SET EXERCISE - Make an exact copy of the data below, leaving out every picture.

INFORMATION SHOWN -
****************************************
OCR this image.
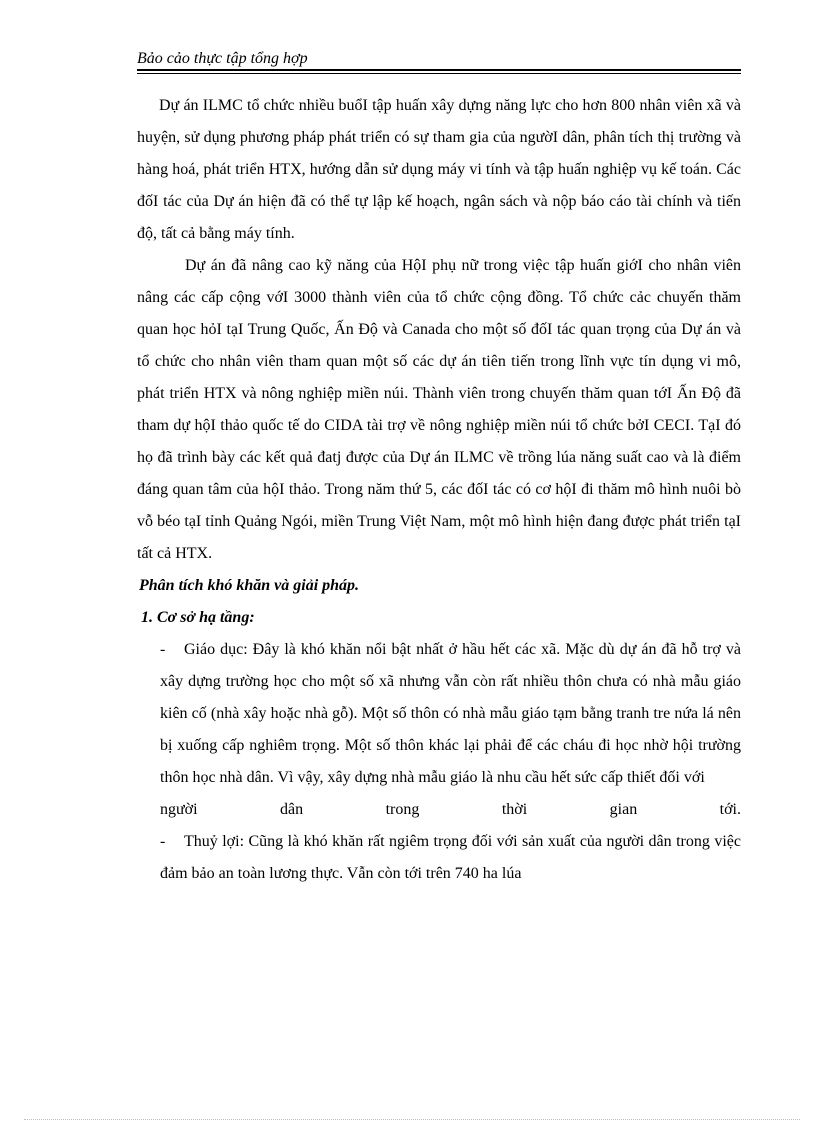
Bảo cảo thực tập tổng hợp

Dự án ILMC tổ chức nhiều buổI tập huấn xây dựng năng lực cho hơn 800 nhân viên xã và huyện, sử dụng phương pháp phát triển có sự tham gia của ngườI dân, phân tích thị trường và hàng hoá, phát triển HTX, hướng dẫn sử dụng máy vi tính và tập huấn nghiệp vụ kế toán. Các đốI tác của Dự án hiện đã có thể tự lập kế hoạch, ngân sách và nộp báo cáo tài chính và tiến độ, tất cả bằng máy tính.

Dự án đã nâng cao kỹ năng của HộI phụ nữ trong việc tập huấn giớI cho nhân viên nâng các cấp cộng vớI 3000 thành viên của tổ chức cộng đồng. Tổ chức cảc chuyến thăm quan học hỏI tạI Trung Quốc, Ấn Độ và Canada cho một số đốI tác quan trọng của Dự án và tổ chức cho nhân viên tham quan một số các dự án tiên tiến trong lĩnh vực tín dụng vi mô, phát triển HTX và nông nghiệp miền núi. Thành viên trong chuyến thăm quan tớI Ấn Độ đã tham dự hộI thảo quốc tế do CIDA tài trợ về nông nghiệp miền núi tổ chức bởI CECI. TạI đó họ đã trình bày các kết quả đatj được của Dự án ILMC về trồng lúa năng suất cao và là điểm đáng quan tâm của hộI thảo. Trong năm thứ 5, các đốI tác có cơ hộI đi thăm mô hình nuôi bò vỗ béo tạI tỉnh Quảng Ngói, miền Trung Việt Nam, một mô hình hiện đang được phát triển tạI tất cả HTX.

Phân tích khó khăn và giải pháp.

1. Cơ sở hạ tầng:

-	Giáo dục: Đây là khó khăn nổi bật nhất ở hầu hết các xã. Mặc dù dự án đã hỗ trợ và xây dựng trường học cho một số xã nhưng vẫn còn rất nhiều thôn chưa có nhà mẫu giáo kiên cố (nhà xây hoặc nhà gỗ). Một số thôn có nhà mẫu giáo tạm bằng tranh tre nứa lá nên bị xuống cấp nghiêm trọng. Một số thôn khác lại phải để các cháu đi học nhờ hội trường thôn học nhà dân. Vì vậy, xây dựng nhà mẫu giáo là nhu cầu hết sức cấp thiết đối với
người	dân	trong	thời	gian	tới.
-	Thuỷ lợi: Cũng là khó khăn rất ngiêm trọng đối với sản xuất của người dân trong việc đảm bảo an toàn lương thực. Vẫn còn tới trên 740 ha lúa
****************************************
RESPONSE TO THE TASK -
OCR this image.
Bảo cảo thực tập tổng hợp

Dự án ILMC tổ chức nhiều buổI tập huấn xây dựng năng lực cho hơn 800 nhân viên xã và huyện, sử dụng phương pháp phát triển có sự tham gia của ngườI dân, phân tích thị trường và hàng hoá, phát triển HTX, hướng dẫn sử dụng máy vi tính và tập huấn nghiệp vụ kế toán. Các đốI tác của Dự án hiện đã có thể tự lập kế hoạch, ngân sách và nộp báo cáo tài chính và tiến độ, tất cả bằng máy tính.

Dự án đã nâng cao kỹ năng của HộI phụ nữ trong việc tập huấn giớI cho nhân viên nâng các cấp cộng vớI 3000 thành viên của tổ chức cộng đồng. Tổ chức cảc chuyến thăm quan học hỏI tạI Trung Quốc, Ấn Độ và Canada cho một số đốI tác quan trọng của Dự án và tổ chức cho nhân viên tham quan một số các dự án tiên tiến trong lĩnh vực tín dụng vi mô, phát triển HTX và nông nghiệp miền núi. Thành viên trong chuyến thăm quan tớI Ấn Độ đã tham dự hộI thảo quốc tế do CIDA tài trợ về nông nghiệp miền núi tổ chức bởI CECI. TạI đó họ đã trình bày các kết quả đatj được của Dự án ILMC về trồng lúa năng suất cao và là điểm đáng quan tâm của hộI thảo. Trong năm thứ 5, các đốI tác có cơ hộI đi thăm mô hình nuôi bò vỗ béo tạI tỉnh Quảng Ngói, miền Trung Việt Nam, một mô hình hiện đang được phát triển tạI tất cả HTX.

Phân tích khó khăn và giải pháp.

1. Cơ sở hạ tầng:

-	Giáo dục: Đây là khó khăn nổi bật nhất ở hầu hết các xã. Mặc dù dự án đã hỗ trợ và xây dựng trường học cho một số xã nhưng vẫn còn rất nhiều thôn chưa có nhà mẫu giáo kiên cố (nhà xây hoặc nhà gỗ). Một số thôn có nhà mẫu giáo tạm bằng tranh tre nứa lá nên bị xuống cấp nghiêm trọng. Một số thôn khác lại phải để các cháu đi học nhờ hội trường thôn học nhà dân. Vì vậy, xây dựng nhà mẫu giáo là nhu cầu hết sức cấp thiết đối với
người	dân	trong	thời	gian	tới.
-	Thuỷ lợi: Cũng là khó khăn rất ngiêm trọng đối với sản xuất của người dân trong việc đảm bảo an toàn lương thực. Vẫn còn tới trên 740 ha lúa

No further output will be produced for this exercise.